-- Start Records for processing --

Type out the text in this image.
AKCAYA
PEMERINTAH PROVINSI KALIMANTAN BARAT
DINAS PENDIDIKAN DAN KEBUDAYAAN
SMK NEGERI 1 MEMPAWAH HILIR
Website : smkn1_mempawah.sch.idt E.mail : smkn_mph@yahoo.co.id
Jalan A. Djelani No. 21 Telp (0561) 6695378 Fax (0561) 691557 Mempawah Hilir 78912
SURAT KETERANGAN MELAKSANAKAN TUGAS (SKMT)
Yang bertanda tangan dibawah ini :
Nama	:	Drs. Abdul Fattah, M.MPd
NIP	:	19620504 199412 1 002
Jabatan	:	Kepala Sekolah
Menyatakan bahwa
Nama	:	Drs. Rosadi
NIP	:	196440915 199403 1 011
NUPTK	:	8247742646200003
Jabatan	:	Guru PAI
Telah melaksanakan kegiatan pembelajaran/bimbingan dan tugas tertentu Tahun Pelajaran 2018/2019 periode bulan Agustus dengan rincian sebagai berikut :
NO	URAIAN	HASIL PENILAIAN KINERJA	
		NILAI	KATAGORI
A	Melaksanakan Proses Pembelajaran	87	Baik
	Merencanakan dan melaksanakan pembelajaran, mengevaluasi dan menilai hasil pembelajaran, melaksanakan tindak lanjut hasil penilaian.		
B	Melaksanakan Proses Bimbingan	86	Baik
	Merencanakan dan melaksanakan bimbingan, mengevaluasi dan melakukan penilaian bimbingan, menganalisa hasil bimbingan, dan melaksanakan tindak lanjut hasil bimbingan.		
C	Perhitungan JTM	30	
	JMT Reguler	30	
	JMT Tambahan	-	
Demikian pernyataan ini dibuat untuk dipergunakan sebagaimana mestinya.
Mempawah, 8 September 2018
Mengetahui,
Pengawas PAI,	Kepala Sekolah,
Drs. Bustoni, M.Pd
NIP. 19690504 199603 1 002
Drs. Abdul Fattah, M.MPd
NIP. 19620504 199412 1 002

-- End Records for processing --

[Requirements] Pull out each record as written and restate it exactly.

[The result]
Type out the text in this image.
AKCAYA
PEMERINTAH PROVINSI KALIMANTAN BARAT
DINAS PENDIDIKAN DAN KEBUDAYAAN
SMK NEGERI 1 MEMPAWAH HILIR
Website : smkn1_mempawah.sch.idt E.mail : smkn_mph@yahoo.co.id
Jalan A. Djelani No. 21 Telp (0561) 6695378 Fax (0561) 691557 Mempawah Hilir 78912
SURAT KETERANGAN MELAKSANAKAN TUGAS (SKMT)
Yang bertanda tangan dibawah ini :
Nama	:	Drs. Abdul Fattah, M.MPd
NIP	:	19620504 199412 1 002
Jabatan	:	Kepala Sekolah
Menyatakan bahwa
Nama	:	Drs. Rosadi
NIP	:	196440915 199403 1 011
NUPTK	:	8247742646200003
Jabatan	:	Guru PAI
Telah melaksanakan kegiatan pembelajaran/bimbingan dan tugas tertentu Tahun Pelajaran 2018/2019 periode bulan Agustus dengan rincian sebagai berikut :
NO	URAIAN	HASIL PENILAIAN KINERJA	
		NILAI	KATAGORI
A	Melaksanakan Proses Pembelajaran	87	Baik
	Merencanakan dan melaksanakan pembelajaran, mengevaluasi dan menilai hasil pembelajaran, melaksanakan tindak lanjut hasil penilaian.		
B	Melaksanakan Proses Bimbingan	86	Baik
	Merencanakan dan melaksanakan bimbingan, mengevaluasi dan melakukan penilaian bimbingan, menganalisa hasil bimbingan, dan melaksanakan tindak lanjut hasil bimbingan.		
C	Perhitungan JTM	30	
	JMT Reguler	30	
	JMT Tambahan	-	
Demikian pernyataan ini dibuat untuk dipergunakan sebagaimana mestinya.
Mempawah, 8 September 2018
Mengetahui,
Pengawas PAI,	Kepala Sekolah,
Drs. Bustoni, M.Pd
NIP. 19690504 199603 1 002
Drs. Abdul Fattah, M.MPd
NIP. 19620504 199412 1 002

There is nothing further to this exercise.